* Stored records
★ ★ ★ ★
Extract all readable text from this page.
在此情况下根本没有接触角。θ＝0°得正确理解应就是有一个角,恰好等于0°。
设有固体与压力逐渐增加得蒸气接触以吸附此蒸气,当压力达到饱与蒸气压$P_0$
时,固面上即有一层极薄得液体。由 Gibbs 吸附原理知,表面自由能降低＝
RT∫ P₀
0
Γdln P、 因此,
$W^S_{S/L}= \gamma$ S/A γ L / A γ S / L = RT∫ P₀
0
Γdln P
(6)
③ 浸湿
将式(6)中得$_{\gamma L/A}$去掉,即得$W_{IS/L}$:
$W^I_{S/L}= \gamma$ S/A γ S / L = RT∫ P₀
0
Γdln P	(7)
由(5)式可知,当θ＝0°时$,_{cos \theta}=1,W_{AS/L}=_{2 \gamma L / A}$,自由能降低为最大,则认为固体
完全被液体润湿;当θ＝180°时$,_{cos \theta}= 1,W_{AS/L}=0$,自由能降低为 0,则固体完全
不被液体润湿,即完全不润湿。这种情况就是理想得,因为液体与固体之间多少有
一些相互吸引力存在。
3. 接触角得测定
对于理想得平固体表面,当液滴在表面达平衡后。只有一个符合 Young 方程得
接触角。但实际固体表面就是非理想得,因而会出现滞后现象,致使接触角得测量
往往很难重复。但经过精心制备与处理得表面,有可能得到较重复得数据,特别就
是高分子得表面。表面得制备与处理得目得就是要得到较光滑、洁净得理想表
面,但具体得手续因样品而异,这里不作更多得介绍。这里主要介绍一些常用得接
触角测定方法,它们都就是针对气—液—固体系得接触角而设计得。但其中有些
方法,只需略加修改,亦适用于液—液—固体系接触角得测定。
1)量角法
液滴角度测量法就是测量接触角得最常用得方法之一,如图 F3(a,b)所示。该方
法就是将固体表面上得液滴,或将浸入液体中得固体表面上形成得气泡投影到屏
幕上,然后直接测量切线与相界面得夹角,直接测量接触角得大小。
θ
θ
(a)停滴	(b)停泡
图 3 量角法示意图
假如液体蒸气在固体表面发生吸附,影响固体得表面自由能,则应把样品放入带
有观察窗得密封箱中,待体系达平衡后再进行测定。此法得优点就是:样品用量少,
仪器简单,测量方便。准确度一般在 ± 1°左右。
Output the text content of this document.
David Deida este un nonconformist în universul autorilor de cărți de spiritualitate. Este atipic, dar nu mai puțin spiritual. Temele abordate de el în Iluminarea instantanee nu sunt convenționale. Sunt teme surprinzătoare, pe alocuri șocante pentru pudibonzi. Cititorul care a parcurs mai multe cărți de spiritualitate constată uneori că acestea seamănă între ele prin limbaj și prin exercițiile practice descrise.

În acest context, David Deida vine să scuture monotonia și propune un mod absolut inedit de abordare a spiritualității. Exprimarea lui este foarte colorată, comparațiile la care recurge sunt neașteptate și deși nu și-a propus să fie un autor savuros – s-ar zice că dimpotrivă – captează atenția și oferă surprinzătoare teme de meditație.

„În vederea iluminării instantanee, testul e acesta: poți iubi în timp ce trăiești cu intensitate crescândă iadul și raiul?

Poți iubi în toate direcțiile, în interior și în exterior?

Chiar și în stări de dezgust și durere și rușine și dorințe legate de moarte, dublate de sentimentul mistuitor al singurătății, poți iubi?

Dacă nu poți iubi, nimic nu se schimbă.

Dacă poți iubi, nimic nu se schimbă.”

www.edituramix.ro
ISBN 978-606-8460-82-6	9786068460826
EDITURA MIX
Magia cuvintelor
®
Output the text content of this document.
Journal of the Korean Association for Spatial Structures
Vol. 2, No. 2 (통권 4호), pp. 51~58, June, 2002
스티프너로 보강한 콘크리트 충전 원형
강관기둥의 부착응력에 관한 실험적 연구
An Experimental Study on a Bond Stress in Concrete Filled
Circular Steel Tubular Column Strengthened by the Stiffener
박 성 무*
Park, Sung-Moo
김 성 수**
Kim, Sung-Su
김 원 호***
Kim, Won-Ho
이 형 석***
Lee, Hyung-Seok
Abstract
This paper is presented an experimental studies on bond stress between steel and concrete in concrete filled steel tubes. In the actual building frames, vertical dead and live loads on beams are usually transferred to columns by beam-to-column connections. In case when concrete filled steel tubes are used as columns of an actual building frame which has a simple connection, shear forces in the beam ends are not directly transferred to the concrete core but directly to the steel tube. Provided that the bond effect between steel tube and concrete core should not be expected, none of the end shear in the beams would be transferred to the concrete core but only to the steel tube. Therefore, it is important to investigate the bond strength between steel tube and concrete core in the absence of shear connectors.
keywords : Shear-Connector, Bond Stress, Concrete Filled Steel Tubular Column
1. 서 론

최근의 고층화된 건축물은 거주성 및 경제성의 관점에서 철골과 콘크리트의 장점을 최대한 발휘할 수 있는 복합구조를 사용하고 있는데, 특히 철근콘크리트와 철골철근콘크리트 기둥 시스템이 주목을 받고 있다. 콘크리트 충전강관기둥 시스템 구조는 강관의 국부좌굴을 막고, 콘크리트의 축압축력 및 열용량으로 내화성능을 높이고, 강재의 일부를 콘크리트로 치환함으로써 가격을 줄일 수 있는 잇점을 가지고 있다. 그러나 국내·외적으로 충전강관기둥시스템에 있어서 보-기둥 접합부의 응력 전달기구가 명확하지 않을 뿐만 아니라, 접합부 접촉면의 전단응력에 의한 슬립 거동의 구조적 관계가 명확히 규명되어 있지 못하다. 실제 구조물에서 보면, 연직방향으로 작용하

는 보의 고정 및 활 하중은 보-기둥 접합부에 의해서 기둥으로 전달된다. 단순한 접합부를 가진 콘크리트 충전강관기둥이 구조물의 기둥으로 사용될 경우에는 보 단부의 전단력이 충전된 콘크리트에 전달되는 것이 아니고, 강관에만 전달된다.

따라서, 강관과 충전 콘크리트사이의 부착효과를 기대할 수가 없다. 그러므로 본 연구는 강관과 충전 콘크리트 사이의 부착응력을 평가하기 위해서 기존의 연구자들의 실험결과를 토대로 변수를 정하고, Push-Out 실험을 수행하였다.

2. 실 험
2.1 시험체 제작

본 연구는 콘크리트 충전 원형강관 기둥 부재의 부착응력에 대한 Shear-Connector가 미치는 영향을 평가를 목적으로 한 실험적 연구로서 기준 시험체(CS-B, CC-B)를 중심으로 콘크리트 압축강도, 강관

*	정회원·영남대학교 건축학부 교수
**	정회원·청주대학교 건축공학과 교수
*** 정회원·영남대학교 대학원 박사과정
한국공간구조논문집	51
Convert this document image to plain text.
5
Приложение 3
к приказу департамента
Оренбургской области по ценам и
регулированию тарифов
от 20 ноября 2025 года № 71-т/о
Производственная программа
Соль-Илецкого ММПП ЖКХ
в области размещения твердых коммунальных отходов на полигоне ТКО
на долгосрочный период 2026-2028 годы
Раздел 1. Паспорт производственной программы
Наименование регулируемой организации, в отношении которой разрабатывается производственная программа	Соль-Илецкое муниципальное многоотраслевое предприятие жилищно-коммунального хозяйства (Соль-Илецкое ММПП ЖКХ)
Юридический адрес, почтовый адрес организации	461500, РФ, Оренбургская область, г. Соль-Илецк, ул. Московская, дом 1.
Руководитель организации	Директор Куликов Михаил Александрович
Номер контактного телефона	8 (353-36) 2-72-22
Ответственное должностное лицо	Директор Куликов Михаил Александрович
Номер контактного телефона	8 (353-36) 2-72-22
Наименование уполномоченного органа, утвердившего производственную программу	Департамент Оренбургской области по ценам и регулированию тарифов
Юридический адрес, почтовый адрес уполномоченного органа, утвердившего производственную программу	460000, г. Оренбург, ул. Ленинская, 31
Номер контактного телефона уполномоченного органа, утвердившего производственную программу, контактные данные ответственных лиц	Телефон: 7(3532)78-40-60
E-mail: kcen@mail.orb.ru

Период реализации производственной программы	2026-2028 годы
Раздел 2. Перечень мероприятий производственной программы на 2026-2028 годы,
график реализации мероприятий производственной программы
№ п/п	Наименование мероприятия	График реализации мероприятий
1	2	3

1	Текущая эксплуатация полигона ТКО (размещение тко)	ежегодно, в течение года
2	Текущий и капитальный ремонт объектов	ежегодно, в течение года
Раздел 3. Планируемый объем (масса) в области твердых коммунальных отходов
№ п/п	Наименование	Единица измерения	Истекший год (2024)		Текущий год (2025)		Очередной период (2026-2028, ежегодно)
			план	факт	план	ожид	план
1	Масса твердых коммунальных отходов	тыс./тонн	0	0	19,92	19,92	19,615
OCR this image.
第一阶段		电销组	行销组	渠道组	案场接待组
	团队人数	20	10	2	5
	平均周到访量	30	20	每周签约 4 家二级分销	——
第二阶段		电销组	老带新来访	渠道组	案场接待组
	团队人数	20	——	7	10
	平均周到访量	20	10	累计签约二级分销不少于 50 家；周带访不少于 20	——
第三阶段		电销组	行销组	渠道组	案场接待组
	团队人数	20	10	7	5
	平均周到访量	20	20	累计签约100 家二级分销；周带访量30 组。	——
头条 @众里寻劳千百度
★ ★ ★ ★
* Requirements
Select and copy every line of the listing with the word "течение".

* Full solution
1	Текущая эксплуатация полигона ТКО (размещение тко)	ежегодно, в течение года
2	Текущий и капитальный ремонт объектов	ежегодно, в течение года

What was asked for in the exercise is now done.